BEGIN Task data
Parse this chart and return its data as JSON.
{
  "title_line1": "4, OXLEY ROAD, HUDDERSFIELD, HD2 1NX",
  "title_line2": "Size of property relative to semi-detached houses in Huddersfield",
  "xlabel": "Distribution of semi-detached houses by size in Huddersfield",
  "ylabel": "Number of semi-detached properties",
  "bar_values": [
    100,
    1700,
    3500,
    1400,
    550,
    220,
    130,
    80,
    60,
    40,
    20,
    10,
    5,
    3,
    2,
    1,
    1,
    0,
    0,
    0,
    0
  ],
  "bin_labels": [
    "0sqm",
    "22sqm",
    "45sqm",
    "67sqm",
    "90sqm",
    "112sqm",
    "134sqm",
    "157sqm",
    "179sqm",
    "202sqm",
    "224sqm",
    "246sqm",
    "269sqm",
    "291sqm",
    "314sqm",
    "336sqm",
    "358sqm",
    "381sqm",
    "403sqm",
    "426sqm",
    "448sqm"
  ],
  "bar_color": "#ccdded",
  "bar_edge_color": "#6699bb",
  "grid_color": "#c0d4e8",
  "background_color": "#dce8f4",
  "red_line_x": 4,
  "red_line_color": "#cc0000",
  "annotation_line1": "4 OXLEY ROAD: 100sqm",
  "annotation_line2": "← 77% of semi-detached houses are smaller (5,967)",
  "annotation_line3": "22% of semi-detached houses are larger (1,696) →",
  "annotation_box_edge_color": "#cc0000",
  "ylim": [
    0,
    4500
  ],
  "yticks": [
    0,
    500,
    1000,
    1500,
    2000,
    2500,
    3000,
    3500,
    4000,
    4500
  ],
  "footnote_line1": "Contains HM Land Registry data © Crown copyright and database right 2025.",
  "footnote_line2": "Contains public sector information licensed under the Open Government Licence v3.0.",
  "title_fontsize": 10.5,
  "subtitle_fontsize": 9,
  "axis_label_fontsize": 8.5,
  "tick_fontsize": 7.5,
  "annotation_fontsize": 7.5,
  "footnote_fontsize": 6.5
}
END Task data
## Given request
Make an exact copy of all the data.

## Solved problem
Parse this chart and return its data as JSON.
{
  "title_line1": "4, OXLEY ROAD, HUDDERSFIELD, HD2 1NX",
  "title_line2": "Size of property relative to semi-detached houses in Huddersfield",
  "xlabel": "Distribution of semi-detached houses by size in Huddersfield",
  "ylabel": "Number of semi-detached properties",
  "bar_values": [
    100,
    1700,
    3500,
    1400,
    550,
    220,
    130,
    80,
    60,
    40,
    20,
    10,
    5,
    3,
    2,
    1,
    1,
    0,
    0,
    0,
    0
  ],
  "bin_labels": [
    "0sqm",
    "22sqm",
    "45sqm",
    "67sqm",
    "90sqm",
    "112sqm",
    "134sqm",
    "157sqm",
    "179sqm",
    "202sqm",
    "224sqm",
    "246sqm",
    "269sqm",
    "291sqm",
    "314sqm",
    "336sqm",
    "358sqm",
    "381sqm",
    "403sqm",
    "426sqm",
    "448sqm"
  ],
  "bar_color": "#ccdded",
  "bar_edge_color": "#6699bb",
  "grid_color": "#c0d4e8",
  "background_color": "#dce8f4",
  "red_line_x": 4,
  "red_line_color": "#cc0000",
  "annotation_line1": "4 OXLEY ROAD: 100sqm",
  "annotation_line2": "← 77% of semi-detached houses are smaller (5,967)",
  "annotation_line3": "22% of semi-detached houses are larger (1,696) →",
  "annotation_box_edge_color": "#cc0000",
  "ylim": [
    0,
    4500
  ],
  "yticks": [
    0,
    500,
    1000,
    1500,
    2000,
    2500,
    3000,
    3500,
    4000,
    4500
  ],
  "footnote_line1": "Contains HM Land Registry data © Crown copyright and database right 2025.",
  "footnote_line2": "Contains public sector information licensed under the Open Government Licence v3.0.",
  "title_fontsize": 10.5,
  "subtitle_fontsize": 9,
  "axis_label_fontsize": 8.5,
  "tick_fontsize": 7.5,
  "annotation_fontsize": 7.5,
  "footnote_fontsize": 6.5
}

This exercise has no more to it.